Short task: Reproduce the material word for word; the images stay out.

Information provided:
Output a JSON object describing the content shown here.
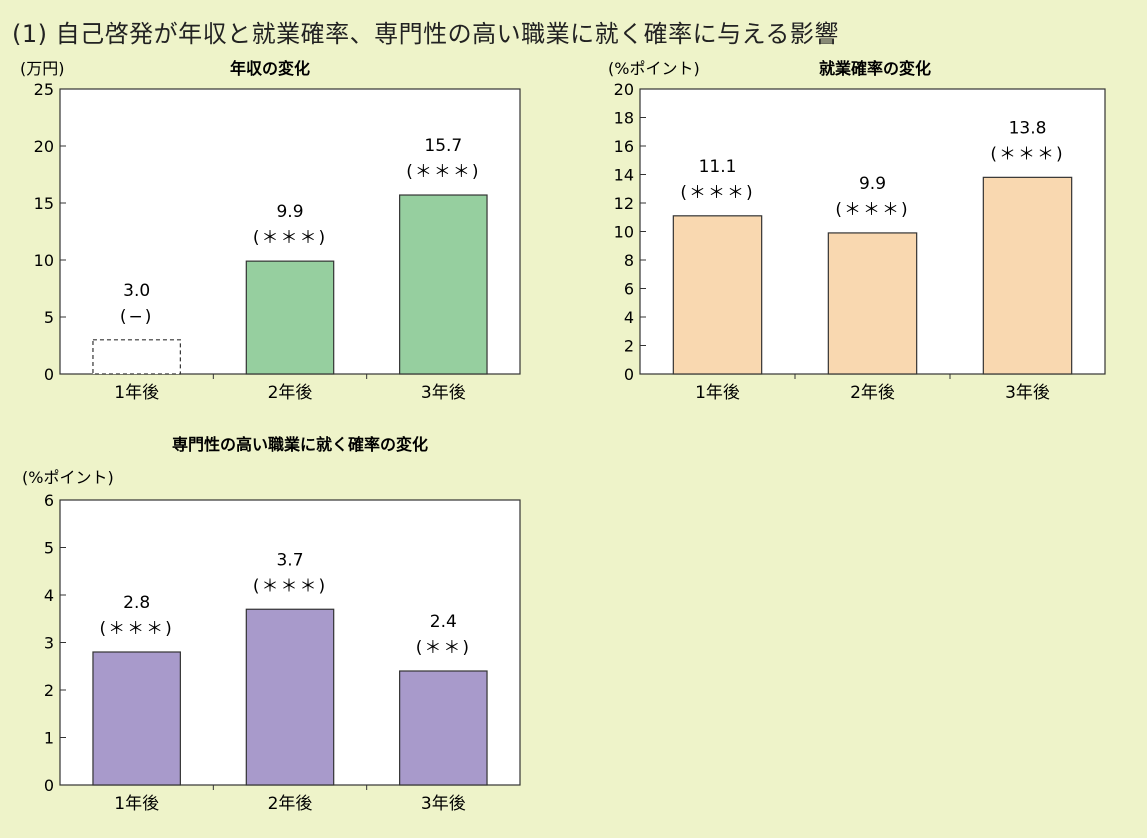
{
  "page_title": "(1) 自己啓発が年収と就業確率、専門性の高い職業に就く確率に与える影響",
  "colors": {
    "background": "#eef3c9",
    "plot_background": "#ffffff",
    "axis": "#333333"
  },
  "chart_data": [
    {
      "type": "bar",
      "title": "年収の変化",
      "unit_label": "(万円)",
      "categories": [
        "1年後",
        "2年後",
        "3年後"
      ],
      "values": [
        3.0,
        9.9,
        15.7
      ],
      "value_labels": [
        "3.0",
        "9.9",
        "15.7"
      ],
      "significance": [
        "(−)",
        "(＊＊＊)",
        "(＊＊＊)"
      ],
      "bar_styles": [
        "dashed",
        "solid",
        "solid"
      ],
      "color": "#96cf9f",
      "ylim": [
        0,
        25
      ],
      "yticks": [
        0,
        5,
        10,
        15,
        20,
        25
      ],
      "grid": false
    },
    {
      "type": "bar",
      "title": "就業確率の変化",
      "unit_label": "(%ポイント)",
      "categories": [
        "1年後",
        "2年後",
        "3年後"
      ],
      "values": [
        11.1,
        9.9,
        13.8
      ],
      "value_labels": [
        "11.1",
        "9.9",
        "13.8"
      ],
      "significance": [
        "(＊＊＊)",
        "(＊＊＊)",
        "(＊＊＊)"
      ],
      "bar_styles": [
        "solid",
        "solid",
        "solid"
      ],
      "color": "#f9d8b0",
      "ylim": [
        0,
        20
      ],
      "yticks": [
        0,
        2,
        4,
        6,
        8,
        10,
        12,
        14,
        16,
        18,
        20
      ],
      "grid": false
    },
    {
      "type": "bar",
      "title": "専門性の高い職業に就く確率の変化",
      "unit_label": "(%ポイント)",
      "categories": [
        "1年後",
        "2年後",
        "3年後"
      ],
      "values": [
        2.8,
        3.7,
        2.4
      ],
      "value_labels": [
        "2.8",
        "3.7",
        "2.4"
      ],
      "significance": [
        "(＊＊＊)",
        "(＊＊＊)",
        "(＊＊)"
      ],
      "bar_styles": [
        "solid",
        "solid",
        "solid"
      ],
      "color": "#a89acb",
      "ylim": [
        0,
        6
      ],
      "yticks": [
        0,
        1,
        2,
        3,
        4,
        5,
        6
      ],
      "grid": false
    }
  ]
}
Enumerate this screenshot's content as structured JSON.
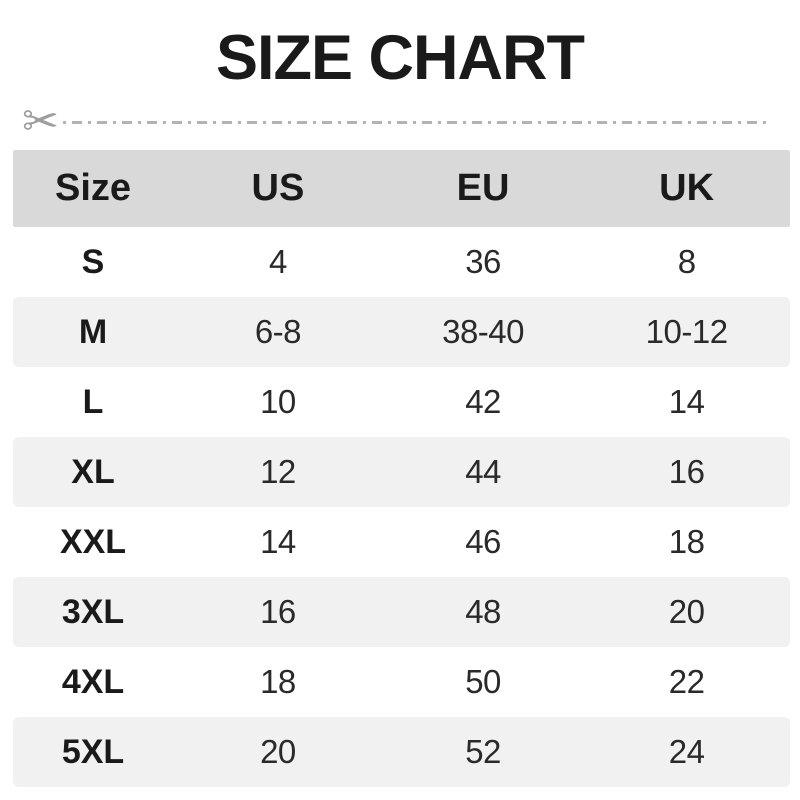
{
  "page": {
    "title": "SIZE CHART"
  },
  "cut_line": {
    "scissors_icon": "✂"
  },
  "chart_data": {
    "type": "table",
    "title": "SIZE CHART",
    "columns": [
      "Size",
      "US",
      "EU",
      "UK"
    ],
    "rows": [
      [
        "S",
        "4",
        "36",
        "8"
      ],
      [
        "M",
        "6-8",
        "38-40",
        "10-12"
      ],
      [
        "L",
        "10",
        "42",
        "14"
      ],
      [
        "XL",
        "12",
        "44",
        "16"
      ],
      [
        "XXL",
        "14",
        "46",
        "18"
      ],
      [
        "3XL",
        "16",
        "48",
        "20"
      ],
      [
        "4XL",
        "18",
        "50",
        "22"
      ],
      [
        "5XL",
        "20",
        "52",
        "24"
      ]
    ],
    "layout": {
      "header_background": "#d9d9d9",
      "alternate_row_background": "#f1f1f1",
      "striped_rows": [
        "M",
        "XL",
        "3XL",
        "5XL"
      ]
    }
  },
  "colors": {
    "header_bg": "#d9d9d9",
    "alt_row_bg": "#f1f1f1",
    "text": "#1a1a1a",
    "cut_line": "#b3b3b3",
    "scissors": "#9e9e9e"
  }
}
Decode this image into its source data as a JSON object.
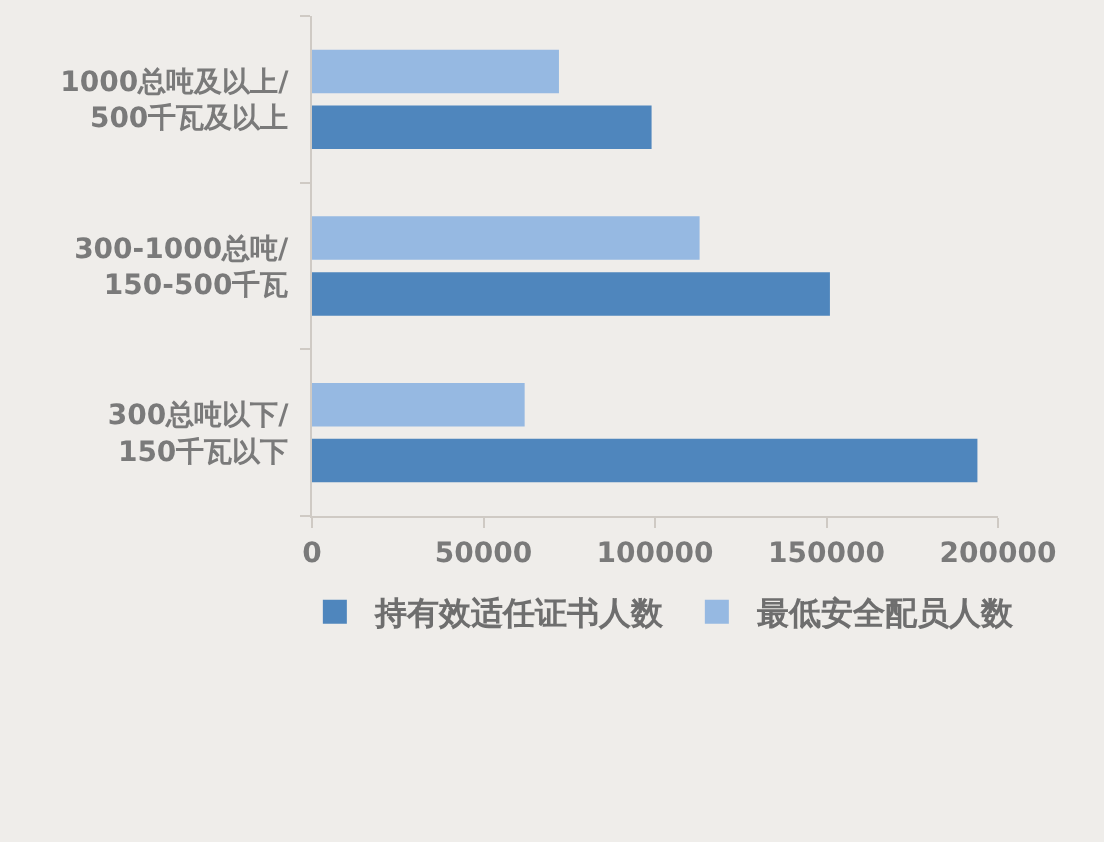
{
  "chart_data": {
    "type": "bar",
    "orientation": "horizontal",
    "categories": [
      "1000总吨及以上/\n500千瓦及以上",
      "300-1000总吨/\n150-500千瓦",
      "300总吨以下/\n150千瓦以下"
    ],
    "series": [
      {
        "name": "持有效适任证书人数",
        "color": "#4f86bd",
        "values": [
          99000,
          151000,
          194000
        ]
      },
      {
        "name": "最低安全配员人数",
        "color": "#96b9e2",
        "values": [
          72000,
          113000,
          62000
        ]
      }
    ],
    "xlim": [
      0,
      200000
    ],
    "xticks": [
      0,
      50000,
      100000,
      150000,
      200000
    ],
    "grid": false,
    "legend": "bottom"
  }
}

Response below:
Output a JSON object describing the content shown here.
{
  "page_title": "(1) 自己啓発が年収と就業確率、専門性の高い職業に就く確率に与える影響",
  "colors": {
    "background": "#eef3c9",
    "plot_background": "#ffffff",
    "axis": "#333333"
  },
  "chart_data": [
    {
      "type": "bar",
      "title": "年収の変化",
      "unit_label": "(万円)",
      "categories": [
        "1年後",
        "2年後",
        "3年後"
      ],
      "values": [
        3.0,
        9.9,
        15.7
      ],
      "value_labels": [
        "3.0",
        "9.9",
        "15.7"
      ],
      "significance": [
        "(−)",
        "(＊＊＊)",
        "(＊＊＊)"
      ],
      "bar_styles": [
        "dashed",
        "solid",
        "solid"
      ],
      "color": "#96cf9f",
      "ylim": [
        0,
        25
      ],
      "yticks": [
        0,
        5,
        10,
        15,
        20,
        25
      ],
      "grid": false
    },
    {
      "type": "bar",
      "title": "就業確率の変化",
      "unit_label": "(%ポイント)",
      "categories": [
        "1年後",
        "2年後",
        "3年後"
      ],
      "values": [
        11.1,
        9.9,
        13.8
      ],
      "value_labels": [
        "11.1",
        "9.9",
        "13.8"
      ],
      "significance": [
        "(＊＊＊)",
        "(＊＊＊)",
        "(＊＊＊)"
      ],
      "bar_styles": [
        "solid",
        "solid",
        "solid"
      ],
      "color": "#f9d8b0",
      "ylim": [
        0,
        20
      ],
      "yticks": [
        0,
        2,
        4,
        6,
        8,
        10,
        12,
        14,
        16,
        18,
        20
      ],
      "grid": false
    },
    {
      "type": "bar",
      "title": "専門性の高い職業に就く確率の変化",
      "unit_label": "(%ポイント)",
      "categories": [
        "1年後",
        "2年後",
        "3年後"
      ],
      "values": [
        2.8,
        3.7,
        2.4
      ],
      "value_labels": [
        "2.8",
        "3.7",
        "2.4"
      ],
      "significance": [
        "(＊＊＊)",
        "(＊＊＊)",
        "(＊＊)"
      ],
      "bar_styles": [
        "solid",
        "solid",
        "solid"
      ],
      "color": "#a89acb",
      "ylim": [
        0,
        6
      ],
      "yticks": [
        0,
        1,
        2,
        3,
        4,
        5,
        6
      ],
      "grid": false
    }
  ]
}
Enumerate this screenshot's content as structured JSON.
{
  "page": {
    "title": "SIZE CHART"
  },
  "cut_line": {
    "scissors_icon": "✂"
  },
  "chart_data": {
    "type": "table",
    "title": "SIZE CHART",
    "columns": [
      "Size",
      "US",
      "EU",
      "UK"
    ],
    "rows": [
      [
        "S",
        "4",
        "36",
        "8"
      ],
      [
        "M",
        "6-8",
        "38-40",
        "10-12"
      ],
      [
        "L",
        "10",
        "42",
        "14"
      ],
      [
        "XL",
        "12",
        "44",
        "16"
      ],
      [
        "XXL",
        "14",
        "46",
        "18"
      ],
      [
        "3XL",
        "16",
        "48",
        "20"
      ],
      [
        "4XL",
        "18",
        "50",
        "22"
      ],
      [
        "5XL",
        "20",
        "52",
        "24"
      ]
    ],
    "layout": {
      "header_background": "#d9d9d9",
      "alternate_row_background": "#f1f1f1",
      "striped_rows": [
        "M",
        "XL",
        "3XL",
        "5XL"
      ]
    }
  },
  "colors": {
    "header_bg": "#d9d9d9",
    "alt_row_bg": "#f1f1f1",
    "text": "#1a1a1a",
    "cut_line": "#b3b3b3",
    "scissors": "#9e9e9e"
  }
}
Decode this image into its source data as a JSON object.
{
  "chart_data": {
    "type": "bar",
    "orientation": "horizontal",
    "categories": [
      "1000总吨及以上/\n500千瓦及以上",
      "300-1000总吨/\n150-500千瓦",
      "300总吨以下/\n150千瓦以下"
    ],
    "series": [
      {
        "name": "持有效适任证书人数",
        "color": "#4f86bd",
        "values": [
          99000,
          151000,
          194000
        ]
      },
      {
        "name": "最低安全配员人数",
        "color": "#96b9e2",
        "values": [
          72000,
          113000,
          62000
        ]
      }
    ],
    "xlim": [
      0,
      200000
    ],
    "xticks": [
      0,
      50000,
      100000,
      150000,
      200000
    ],
    "grid": false,
    "legend": "bottom"
  }
}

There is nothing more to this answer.